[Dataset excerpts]
.....

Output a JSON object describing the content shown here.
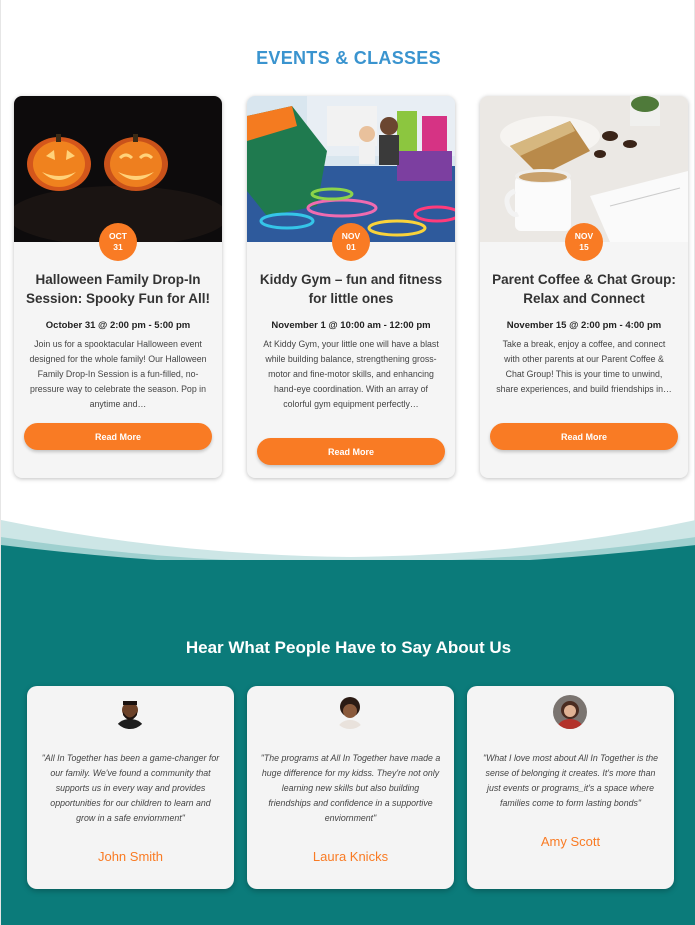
{
  "events": {
    "title": "EVENTS & CLASSES",
    "read_more_label": "Read More",
    "items": [
      {
        "month": "OCT",
        "day": "31",
        "name": "Halloween Family Drop-In Session: Spooky Fun for All!",
        "when": "October 31 @ 2:00 pm - 5:00 pm",
        "desc": "Join us for a spooktacular Halloween event designed for the whole family! Our Halloween Family Drop-In Session is a fun-filled, no-pressure way to celebrate the season. Pop in anytime and…"
      },
      {
        "month": "NOV",
        "day": "01",
        "name": "Kiddy Gym – fun and fitness for little ones",
        "when": "November 1 @ 10:00 am - 12:00 pm",
        "desc": "At Kiddy Gym, your little one will have a blast while building balance, strengthening gross-motor and fine-motor skills, and enhancing hand-eye coordination. With an array of colorful gym equipment perfectly…"
      },
      {
        "month": "NOV",
        "day": "15",
        "name": "Parent Coffee & Chat Group: Relax and Connect",
        "when": "November 15 @ 2:00 pm - 4:00 pm",
        "desc": "Take a break, enjoy a coffee, and connect with other parents at our Parent Coffee & Chat Group! This is your time to unwind, share experiences, and build friendships in…"
      }
    ]
  },
  "testimonials": {
    "title": "Hear What People Have to Say About Us",
    "items": [
      {
        "quote": "\"All In Together has been a game-changer for our family. We've found a community that supports us in every way and provides opportunities for our children to learn and grow in a safe enviornment\"",
        "name": "John Smith"
      },
      {
        "quote": "\"The programs at All In Together have made a huge difference for my kidss. They're not only learning new skills but also building friendships and confidence in a supportive enviornment\"",
        "name": "Laura Knicks"
      },
      {
        "quote": "\"What I love most about All In Together is the sense of belonging it creates. It's more than just events or programs_it's a space where families come to form lasting bonds\"",
        "name": "Amy Scott"
      }
    ]
  },
  "colors": {
    "accent": "#f97b24",
    "title_blue": "#3a94cf",
    "teal": "#0b7b7a"
  }
}
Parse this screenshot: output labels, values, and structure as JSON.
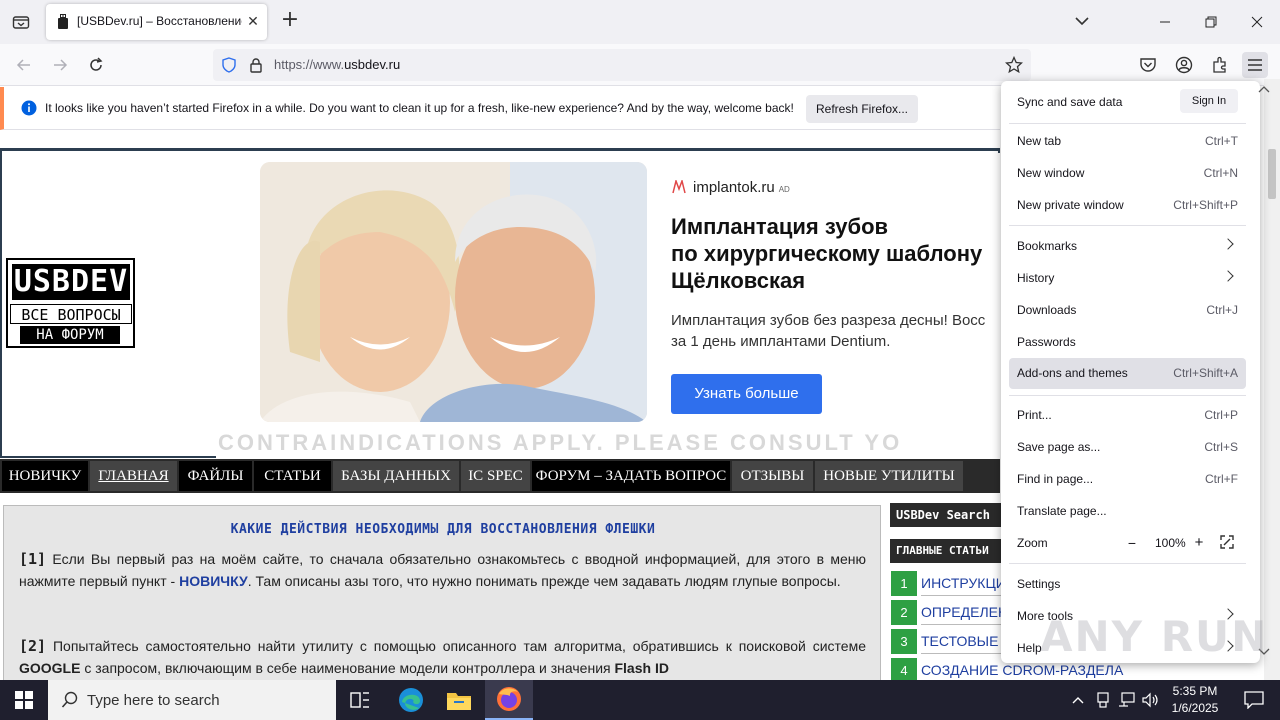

.....

- OBJECTIVE: Set the data above down again exactly as given, with no pictures.

- CORRECT OUTPUT:
Output a JSON object describing the content shown here.
{
  "events": {
    "title": "EVENTS & CLASSES",
    "read_more_label": "Read More",
    "items": [
      {
        "month": "OCT",
        "day": "31",
        "name": "Halloween Family Drop-In Session: Spooky Fun for All!",
        "when": "October 31 @ 2:00 pm - 5:00 pm",
        "desc": "Join us for a spooktacular Halloween event designed for the whole family! Our Halloween Family Drop-In Session is a fun-filled, no-pressure way to celebrate the season. Pop in anytime and…"
      },
      {
        "month": "NOV",
        "day": "01",
        "name": "Kiddy Gym – fun and fitness for little ones",
        "when": "November 1 @ 10:00 am - 12:00 pm",
        "desc": "At Kiddy Gym, your little one will have a blast while building balance, strengthening gross-motor and fine-motor skills, and enhancing hand-eye coordination. With an array of colorful gym equipment perfectly…"
      },
      {
        "month": "NOV",
        "day": "15",
        "name": "Parent Coffee & Chat Group: Relax and Connect",
        "when": "November 15 @ 2:00 pm - 4:00 pm",
        "desc": "Take a break, enjoy a coffee, and connect with other parents at our Parent Coffee & Chat Group! This is your time to unwind, share experiences, and build friendships in…"
      }
    ]
  },
  "testimonials": {
    "title": "Hear What People Have to Say About Us",
    "items": [
      {
        "quote": "\"All In Together has been a game-changer for our family. We've found a community that supports us in every way and provides opportunities for our children to learn and grow in a safe enviornment\"",
        "name": "John Smith"
      },
      {
        "quote": "\"The programs at All In Together have made a huge difference for my kidss. They're not only learning new skills but also building friendships and confidence in a supportive enviornment\"",
        "name": "Laura Knicks"
      },
      {
        "quote": "\"What I love most about All In Together is the sense of belonging it creates. It's more than just events or programs_it's a space where families come to form lasting bonds\"",
        "name": "Amy Scott"
      }
    ]
  },
  "colors": {
    "accent": "#f97b24",
    "title_blue": "#3a94cf",
    "teal": "#0b7b7a"
  }
}
Parse this screenshot: output labels, values, and structure as JSON.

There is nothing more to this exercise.